◆ **任务要求 1**: 列出微博解析教程中的代码通过 import 语句引入的全部模块名称。
◆ **任务要求 2**:
根据微博解析教程回答下列问题：
(a) 用哪个按键打开开发者模式？
(b) 所需信息基本存储在以什么开头的请求中？
(c) 复制的响应内容被保存成什么文件名？
◆ **任务要求 3**: 请从微博解析教程最后一行之后接着往下写。

───── 节选文本

首先打开微博,随便进入一个话题,这里以话题 #姜萍中考621分却上中专的原因# 为例子

通过 F12 打开开发者模式,通过检查开发者模式中的 html 页面可以发现需要的信息基本都包含在下面的 div tag中

继续通过网络这一模块进行解析,发现信息基本都存储在 weibo?q 开头的请求之中

可以看出响应内容为 html 格式,同时注意这里内容有两部分,经过简单分析后可以发现:前者是展开前的内容,后者是展开后的内容;复制该请求的响应内容,然后进行解析。

在保存响应内容为 resp.html 后,在这里我们用 scrapy 爬虫框架中的解析器 parsel 来进行解析

# parse_html.py  
  
from parsel import Selector  
import pandas as pd  
import re  
import time  
  
  
def get_html_text(file_path):  
    with open(file_path, mode="r", encoding="utf-8") as f:  
        html_text = f.read()  
    return html_text  
  
  
def parse_html(html_text):  
    lst = []  
    select = Selector(html_text)  
    select.xpath("//i").drop()  
  
    # 获取总页数  
    total_page = select.xpath(  
        '//ul[@node-type="feed_list_page_morelist"]/li/a/text()'  
    ).getall()[-1]  
    total_page = int(re.findall(r"[\d]+", total_page)[0])  
  
    # 获取主体信息  
    div_list = select.xpath(  
        '//*[@id="pl_feedlist_index"]//div[@action-type="feed_list_item"]'  
    ).getall()  
  
    for div_string in div_list:  
        select = Selector(div_string)  
        mid = select.xpath("//div[@mid]/@mid").get()  
        personal_name = select.xpath("//a[@nick-name]/@nick-name").get()  
        personal_href = select.xpath("//a[@nick-name]/@href").get()  
        publish_time = select.xpath('//div[@class="from"]/a[1]/text()').get()  
        content_from = select.xpath('//div[@class="from"]/a[2]/text()').get()  
        content_show = select.xpath('string(//p[@node-type="feed_list_content"])').get()  
        content_all = select.xpath(  
            'string(//p[@node-type="feed_list_content_full"])'  
        ).get()  
        retweet_num = select.xpath('string(//div[@class="card-act"]/ul[1]/li[1])').get()  
        comment_num = select.xpath('string(//div[@class="card-act"]/ul[1]/li[2])').get()  
        star_num = select.xpath('string(//div[@class="card-act"]/ul[1]/li[3])').get()  
        item = [  
            mid,  
            personal_name,  
            personal_href,  
            publish_time,  
            content_from,  
            content_show,  
            content_all,  
            retweet_num,  
            comment_num,  
            star_num,  
        ]  
        lst.append(item)

──────────
───── 收集材料

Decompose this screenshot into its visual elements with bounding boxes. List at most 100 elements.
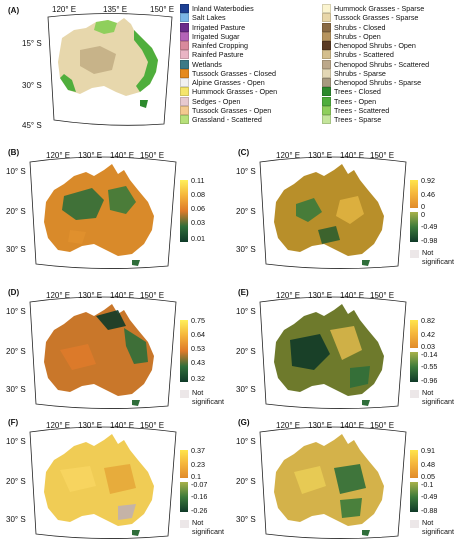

──────────

◆ **参考答案 1**:
parsel
pandas
re
time

◆ **参考答案 2**:
(a) F12
(b) weibo?q
(c) resp.html

◆ **参考答案 3**:
  
    columns = [  
        "mid",  
        "个人昵称",  
        "个人主页",  
        "发布时间",  
        "内容来自",  
        "展示内容",  
        "全部内容",  
        "转发数量",  
        "评论数量",  
        "点赞数量",  
    ]  
    data = pd.DataFrame(lst, columns=columns)  
  
    return data, total_page  
  
  
def process_time(publish_time):  
    now = int(time.time())  
    publish_time = publish_time.strip()  
    if "人数" in publish_time:  
        publish_time = " ".join(publish_time.split()[:-1])  
        publish_time = publish_time.replace("今天 ", "今天")  
    if "分钟前" in publish_time:  
        minutes = re.findall(r"([\d].*)分钟前", publish_time)[0]  
        now = now - int(minutes) * 60  
        timeArray = time.localtime(now)  
        publish_time = time.strftime("%m月%d日 %H:%M", timeArray)  
    if "今天" in publish_time:  
        timeArray = time.localtime(now)  
        today = time.strftime("%m月%d日 ", timeArray)  
        publish_time = publish_time.replace("今天", today)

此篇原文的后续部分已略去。